● Requirements
[1] Do these statements agree with the message on the 3.9 benchmarks? Answer yes or no for each, and quote the deciding words. (a) Some tests, such as "unpack sequence," run almost 20% slower on 3.9. (b) The writer concludes that 3.9 is slower overall. (c) The benchmarks were run only once.
[2] In the message on the 3.9 benchmarks, what mode is the CPU governor set to on the benchmarking server?

● Document segment
Hi!

I have updated the branch benchmarks in the pyperformance server and now
they include 3.9. There are
some benchmarks that are faster but on the other hand some benchmarks are
substantially slower, pointing
at a possible performance regression in 3.9 in some aspects. In particular
some tests like "unpack sequence" are
almost 20% slower. As there are some other tests were 3.9 is faster, is not
fair to conclude that 3.9 is slower, but
this is something we should look into in my opinion.

You can check these benchmarks I am talking about by:

* Go here: https://speed.python.org/comparison/
* In the left bar, select "lto-pgo latest in branch '3.9'" and "lto-pgo
latest in branch '3.8'"
* To better read the plot, I would recommend to select a "Normalization" to
the 3.8 branch (this is in the top part of the page)
   and to check the "horizontal" checkbox.

These benchmarks are very stable: I have executed them several times over
the weekend yielding the same results and,
more importantly, they are being executed on a server specially prepared to
running reproducible benchmarks: CPU affinity,
CPU isolation, CPU pinning for NUMA nodes, CPU frequency is fixed, CPU
governor set to performance mode, IRQ affinity is
disabled for the benchmarking CPU nodes...etc so you can trust these
numbers.

(Rows from a layout dataset)
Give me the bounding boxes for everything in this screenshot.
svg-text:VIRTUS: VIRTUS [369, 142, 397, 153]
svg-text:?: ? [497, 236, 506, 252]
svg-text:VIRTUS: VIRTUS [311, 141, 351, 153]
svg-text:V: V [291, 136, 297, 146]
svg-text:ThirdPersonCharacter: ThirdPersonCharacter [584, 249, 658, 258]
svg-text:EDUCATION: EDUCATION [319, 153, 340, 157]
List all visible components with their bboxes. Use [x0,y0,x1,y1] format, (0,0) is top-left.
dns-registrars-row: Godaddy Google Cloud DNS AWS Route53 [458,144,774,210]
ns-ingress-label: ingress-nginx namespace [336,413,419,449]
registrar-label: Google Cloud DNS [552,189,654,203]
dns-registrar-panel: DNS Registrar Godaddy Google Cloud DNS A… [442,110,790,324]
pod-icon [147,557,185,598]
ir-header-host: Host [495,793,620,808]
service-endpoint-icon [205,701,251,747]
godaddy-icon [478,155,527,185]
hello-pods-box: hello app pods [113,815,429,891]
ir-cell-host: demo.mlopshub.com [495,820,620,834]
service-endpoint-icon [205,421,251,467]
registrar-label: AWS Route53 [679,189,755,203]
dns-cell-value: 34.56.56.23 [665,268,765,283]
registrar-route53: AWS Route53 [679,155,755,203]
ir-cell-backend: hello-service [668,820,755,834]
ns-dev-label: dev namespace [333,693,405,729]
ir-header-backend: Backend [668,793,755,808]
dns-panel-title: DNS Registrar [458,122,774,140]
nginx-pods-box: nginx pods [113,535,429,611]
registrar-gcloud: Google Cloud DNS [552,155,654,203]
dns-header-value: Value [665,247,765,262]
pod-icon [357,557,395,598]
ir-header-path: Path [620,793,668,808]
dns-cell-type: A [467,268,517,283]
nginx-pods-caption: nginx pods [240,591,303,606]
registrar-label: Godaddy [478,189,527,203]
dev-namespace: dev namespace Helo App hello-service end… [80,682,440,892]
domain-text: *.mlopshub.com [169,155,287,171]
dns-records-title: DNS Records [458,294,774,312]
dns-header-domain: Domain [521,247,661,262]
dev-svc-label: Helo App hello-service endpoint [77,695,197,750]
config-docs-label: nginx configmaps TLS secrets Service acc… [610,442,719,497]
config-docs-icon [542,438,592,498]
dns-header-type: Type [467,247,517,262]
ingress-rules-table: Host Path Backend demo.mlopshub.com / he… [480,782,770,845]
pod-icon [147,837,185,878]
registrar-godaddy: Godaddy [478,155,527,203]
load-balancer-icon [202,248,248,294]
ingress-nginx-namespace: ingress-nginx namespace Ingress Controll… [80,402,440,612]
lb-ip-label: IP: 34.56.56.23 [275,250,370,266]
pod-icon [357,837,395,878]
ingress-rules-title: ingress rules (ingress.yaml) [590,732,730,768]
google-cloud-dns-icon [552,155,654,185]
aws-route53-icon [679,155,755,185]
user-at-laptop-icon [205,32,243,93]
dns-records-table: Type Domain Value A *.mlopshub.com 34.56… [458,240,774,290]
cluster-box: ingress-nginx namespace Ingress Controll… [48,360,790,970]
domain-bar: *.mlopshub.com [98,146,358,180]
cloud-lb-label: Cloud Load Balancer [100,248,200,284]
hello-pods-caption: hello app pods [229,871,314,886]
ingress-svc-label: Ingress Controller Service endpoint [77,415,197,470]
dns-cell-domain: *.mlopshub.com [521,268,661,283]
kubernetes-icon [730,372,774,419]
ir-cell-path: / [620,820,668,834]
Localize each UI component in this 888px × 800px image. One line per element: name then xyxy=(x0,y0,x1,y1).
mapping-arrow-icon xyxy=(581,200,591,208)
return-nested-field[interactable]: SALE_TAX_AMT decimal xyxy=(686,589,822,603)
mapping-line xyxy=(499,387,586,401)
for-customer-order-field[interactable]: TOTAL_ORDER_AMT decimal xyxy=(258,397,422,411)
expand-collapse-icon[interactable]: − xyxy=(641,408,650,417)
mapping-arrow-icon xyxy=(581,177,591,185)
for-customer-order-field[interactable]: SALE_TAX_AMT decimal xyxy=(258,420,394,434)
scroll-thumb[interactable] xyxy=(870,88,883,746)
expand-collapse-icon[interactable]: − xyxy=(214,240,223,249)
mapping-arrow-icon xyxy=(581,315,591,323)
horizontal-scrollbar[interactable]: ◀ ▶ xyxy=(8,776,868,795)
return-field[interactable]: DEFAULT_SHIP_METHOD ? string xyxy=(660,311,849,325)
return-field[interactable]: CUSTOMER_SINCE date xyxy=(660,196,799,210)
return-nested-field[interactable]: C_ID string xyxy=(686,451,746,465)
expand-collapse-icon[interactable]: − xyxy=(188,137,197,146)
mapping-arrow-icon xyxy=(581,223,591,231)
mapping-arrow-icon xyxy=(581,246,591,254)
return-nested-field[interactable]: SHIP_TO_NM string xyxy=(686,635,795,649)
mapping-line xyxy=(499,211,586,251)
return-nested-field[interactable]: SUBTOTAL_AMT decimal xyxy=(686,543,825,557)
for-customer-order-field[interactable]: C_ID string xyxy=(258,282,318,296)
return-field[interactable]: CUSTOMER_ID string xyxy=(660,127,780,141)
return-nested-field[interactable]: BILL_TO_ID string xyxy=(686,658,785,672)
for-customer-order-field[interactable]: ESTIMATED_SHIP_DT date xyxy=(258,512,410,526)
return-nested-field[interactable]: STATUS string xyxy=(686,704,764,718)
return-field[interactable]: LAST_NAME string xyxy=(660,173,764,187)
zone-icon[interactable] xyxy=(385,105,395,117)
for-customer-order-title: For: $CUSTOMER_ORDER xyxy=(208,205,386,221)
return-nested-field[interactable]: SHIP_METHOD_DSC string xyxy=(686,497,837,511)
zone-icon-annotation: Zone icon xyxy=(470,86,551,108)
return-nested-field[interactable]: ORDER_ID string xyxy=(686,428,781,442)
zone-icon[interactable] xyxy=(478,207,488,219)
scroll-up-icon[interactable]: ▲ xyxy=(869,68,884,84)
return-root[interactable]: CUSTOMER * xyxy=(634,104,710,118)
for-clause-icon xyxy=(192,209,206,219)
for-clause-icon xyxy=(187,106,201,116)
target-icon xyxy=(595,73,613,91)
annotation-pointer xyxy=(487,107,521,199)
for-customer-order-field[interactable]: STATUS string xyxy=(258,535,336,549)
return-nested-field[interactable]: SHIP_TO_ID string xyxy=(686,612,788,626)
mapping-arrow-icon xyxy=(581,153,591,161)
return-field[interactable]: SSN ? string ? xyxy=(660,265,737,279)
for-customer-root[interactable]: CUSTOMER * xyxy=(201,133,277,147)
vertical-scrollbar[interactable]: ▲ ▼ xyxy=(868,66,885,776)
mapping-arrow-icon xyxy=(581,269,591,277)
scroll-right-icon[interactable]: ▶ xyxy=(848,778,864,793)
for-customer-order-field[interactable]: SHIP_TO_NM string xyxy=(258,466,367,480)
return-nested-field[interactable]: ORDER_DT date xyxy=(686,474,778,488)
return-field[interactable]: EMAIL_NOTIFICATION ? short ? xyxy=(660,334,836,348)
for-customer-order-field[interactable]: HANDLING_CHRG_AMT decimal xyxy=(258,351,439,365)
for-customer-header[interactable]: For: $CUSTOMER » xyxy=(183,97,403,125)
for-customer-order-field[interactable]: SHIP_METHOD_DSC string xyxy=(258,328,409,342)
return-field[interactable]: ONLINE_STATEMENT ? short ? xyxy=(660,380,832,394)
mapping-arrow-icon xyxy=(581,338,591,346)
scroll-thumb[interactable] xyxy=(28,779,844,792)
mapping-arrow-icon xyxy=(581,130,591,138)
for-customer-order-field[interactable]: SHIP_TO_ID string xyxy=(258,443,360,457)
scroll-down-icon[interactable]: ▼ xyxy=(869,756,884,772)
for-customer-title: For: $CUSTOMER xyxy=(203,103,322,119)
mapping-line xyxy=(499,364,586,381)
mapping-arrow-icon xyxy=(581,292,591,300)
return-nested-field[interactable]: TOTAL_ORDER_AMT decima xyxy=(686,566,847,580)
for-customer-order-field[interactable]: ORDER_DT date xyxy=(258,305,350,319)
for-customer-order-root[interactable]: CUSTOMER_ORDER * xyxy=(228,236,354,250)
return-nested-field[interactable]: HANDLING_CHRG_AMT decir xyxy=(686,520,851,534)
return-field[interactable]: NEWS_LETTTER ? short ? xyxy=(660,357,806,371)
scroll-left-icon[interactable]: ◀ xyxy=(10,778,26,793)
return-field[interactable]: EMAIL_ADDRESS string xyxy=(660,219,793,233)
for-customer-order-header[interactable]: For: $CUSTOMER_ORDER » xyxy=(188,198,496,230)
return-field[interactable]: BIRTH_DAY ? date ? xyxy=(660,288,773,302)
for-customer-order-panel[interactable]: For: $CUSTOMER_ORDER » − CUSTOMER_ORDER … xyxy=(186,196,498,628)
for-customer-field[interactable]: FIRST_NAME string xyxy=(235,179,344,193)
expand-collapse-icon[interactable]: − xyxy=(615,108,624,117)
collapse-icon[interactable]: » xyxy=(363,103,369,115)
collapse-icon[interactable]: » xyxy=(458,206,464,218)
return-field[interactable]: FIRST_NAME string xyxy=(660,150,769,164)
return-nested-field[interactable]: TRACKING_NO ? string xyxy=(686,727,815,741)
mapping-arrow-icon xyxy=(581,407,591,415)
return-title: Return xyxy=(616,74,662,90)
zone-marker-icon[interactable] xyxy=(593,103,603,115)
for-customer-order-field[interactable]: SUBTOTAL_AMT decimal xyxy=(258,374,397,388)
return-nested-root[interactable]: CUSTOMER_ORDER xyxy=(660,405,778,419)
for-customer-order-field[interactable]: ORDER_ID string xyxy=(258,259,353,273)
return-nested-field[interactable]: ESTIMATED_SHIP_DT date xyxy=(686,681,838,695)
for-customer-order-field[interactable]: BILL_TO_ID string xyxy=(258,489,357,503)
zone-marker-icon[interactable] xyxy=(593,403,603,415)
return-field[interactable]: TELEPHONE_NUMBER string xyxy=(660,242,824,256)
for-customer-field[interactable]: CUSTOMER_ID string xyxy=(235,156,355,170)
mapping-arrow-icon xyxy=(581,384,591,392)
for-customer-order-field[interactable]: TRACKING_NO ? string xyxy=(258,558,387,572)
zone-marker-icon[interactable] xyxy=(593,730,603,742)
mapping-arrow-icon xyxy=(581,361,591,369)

● List of solutions
[1]
(a) Yes: "some tests like "unpack sequence" are almost 20% slower"
(b) No: "is not fair to conclude that 3.9 is slower"
(c) No: "I have executed them several times over the weekend"

[2] Performance mode.